* _Structured figure records_:
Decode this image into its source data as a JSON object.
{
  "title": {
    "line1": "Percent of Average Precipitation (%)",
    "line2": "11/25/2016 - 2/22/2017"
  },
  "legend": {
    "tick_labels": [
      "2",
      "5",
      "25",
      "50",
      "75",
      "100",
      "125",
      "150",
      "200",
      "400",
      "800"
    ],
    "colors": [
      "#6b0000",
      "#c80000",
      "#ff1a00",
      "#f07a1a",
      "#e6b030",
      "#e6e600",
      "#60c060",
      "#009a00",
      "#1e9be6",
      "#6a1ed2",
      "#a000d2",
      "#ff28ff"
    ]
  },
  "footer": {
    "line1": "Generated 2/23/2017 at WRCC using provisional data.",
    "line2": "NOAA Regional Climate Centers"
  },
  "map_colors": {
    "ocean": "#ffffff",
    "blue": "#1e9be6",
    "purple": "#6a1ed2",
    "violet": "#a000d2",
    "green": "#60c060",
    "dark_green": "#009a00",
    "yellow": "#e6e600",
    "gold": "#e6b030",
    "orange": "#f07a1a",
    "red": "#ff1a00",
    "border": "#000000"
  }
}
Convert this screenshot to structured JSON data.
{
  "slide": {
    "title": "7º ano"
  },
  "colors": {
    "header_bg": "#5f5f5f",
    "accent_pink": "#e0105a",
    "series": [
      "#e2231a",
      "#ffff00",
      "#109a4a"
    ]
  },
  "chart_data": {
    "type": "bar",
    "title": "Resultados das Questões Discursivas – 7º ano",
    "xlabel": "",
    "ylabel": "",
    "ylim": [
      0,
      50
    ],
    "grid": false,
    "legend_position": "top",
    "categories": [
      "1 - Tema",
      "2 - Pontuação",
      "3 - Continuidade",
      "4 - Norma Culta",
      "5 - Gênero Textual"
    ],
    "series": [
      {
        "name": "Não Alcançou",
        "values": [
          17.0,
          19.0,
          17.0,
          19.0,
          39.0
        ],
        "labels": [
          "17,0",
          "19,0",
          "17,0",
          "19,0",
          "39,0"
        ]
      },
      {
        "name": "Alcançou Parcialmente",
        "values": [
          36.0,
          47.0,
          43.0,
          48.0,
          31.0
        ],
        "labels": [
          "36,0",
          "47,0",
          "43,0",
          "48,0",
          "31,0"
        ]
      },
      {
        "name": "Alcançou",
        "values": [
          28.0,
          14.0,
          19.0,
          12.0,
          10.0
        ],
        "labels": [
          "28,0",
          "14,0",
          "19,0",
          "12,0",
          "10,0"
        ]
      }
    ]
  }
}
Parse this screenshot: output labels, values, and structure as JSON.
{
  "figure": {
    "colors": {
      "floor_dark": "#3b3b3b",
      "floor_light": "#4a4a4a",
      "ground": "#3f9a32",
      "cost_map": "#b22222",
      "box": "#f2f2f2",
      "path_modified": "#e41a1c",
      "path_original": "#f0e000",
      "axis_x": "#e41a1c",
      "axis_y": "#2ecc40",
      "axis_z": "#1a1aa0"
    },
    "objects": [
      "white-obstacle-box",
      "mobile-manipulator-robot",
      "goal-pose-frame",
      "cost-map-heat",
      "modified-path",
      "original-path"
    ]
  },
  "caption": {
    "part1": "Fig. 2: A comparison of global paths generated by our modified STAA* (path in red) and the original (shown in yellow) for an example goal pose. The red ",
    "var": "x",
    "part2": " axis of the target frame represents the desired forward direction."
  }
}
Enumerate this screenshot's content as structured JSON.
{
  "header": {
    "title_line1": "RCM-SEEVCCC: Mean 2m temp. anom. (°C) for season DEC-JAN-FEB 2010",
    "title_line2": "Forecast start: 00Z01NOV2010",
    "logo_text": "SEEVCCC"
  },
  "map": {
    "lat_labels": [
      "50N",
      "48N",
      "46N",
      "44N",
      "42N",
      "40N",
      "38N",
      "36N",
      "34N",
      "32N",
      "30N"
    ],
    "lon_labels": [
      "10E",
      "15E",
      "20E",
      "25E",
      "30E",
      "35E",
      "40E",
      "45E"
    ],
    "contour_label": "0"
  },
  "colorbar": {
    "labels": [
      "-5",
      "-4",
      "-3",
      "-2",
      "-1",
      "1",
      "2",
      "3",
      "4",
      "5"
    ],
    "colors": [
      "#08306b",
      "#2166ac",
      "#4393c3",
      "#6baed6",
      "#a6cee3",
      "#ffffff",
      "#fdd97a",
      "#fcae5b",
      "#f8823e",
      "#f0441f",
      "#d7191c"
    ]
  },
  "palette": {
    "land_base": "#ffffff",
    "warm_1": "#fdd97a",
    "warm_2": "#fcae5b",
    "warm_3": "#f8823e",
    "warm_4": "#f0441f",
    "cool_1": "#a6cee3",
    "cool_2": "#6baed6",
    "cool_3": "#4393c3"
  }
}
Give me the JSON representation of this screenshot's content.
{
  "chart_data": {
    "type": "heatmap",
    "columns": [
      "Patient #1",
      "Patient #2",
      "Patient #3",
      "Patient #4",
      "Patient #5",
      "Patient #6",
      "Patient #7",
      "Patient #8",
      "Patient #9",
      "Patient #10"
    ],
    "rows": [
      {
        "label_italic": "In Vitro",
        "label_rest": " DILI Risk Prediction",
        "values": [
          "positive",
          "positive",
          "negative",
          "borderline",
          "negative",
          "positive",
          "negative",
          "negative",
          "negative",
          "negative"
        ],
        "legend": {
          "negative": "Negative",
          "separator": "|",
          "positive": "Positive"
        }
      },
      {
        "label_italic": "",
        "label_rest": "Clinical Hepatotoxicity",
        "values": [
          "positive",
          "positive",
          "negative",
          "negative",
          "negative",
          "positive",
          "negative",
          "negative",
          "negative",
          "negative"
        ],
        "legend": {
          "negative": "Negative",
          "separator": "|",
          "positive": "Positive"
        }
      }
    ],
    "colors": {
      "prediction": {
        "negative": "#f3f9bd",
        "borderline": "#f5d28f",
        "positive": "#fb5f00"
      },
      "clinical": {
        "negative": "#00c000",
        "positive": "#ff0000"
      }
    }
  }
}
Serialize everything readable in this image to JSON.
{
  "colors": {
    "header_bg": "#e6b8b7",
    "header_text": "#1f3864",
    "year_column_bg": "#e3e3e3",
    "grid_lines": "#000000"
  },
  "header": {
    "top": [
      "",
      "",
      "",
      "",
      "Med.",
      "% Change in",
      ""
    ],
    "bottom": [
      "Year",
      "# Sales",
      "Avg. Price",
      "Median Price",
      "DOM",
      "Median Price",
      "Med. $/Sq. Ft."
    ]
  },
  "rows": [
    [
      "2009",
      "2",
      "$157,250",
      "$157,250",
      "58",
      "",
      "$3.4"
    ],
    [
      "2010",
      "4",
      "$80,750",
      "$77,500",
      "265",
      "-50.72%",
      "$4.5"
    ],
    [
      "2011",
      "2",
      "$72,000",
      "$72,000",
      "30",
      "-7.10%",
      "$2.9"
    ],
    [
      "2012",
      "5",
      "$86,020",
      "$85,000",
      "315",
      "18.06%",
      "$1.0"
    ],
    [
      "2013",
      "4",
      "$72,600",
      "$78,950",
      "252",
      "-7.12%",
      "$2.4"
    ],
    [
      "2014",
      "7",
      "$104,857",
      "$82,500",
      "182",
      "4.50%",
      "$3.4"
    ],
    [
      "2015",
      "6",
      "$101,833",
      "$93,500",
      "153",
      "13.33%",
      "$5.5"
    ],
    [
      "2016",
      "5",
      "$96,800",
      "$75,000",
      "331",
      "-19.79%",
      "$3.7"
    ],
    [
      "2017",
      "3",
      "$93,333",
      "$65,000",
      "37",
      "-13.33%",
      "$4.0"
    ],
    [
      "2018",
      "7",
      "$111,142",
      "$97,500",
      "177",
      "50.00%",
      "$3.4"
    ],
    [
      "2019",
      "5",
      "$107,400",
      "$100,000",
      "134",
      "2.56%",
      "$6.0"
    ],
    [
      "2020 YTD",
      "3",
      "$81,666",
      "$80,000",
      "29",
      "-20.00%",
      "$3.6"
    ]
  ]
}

* _DIRECTIONS_:
Using the entries above, return each line that includes the word "this".

* _THE ANSWER_:
Decode this image into its source data as a JSON object.
Convert this screenshot to structured JSON data.
Parse this screenshot: output labels, values, and structure as JSON.
Enumerate this screenshot's content as structured JSON.
Give me the JSON representation of this screenshot's content.
Serialize everything readable in this image to JSON.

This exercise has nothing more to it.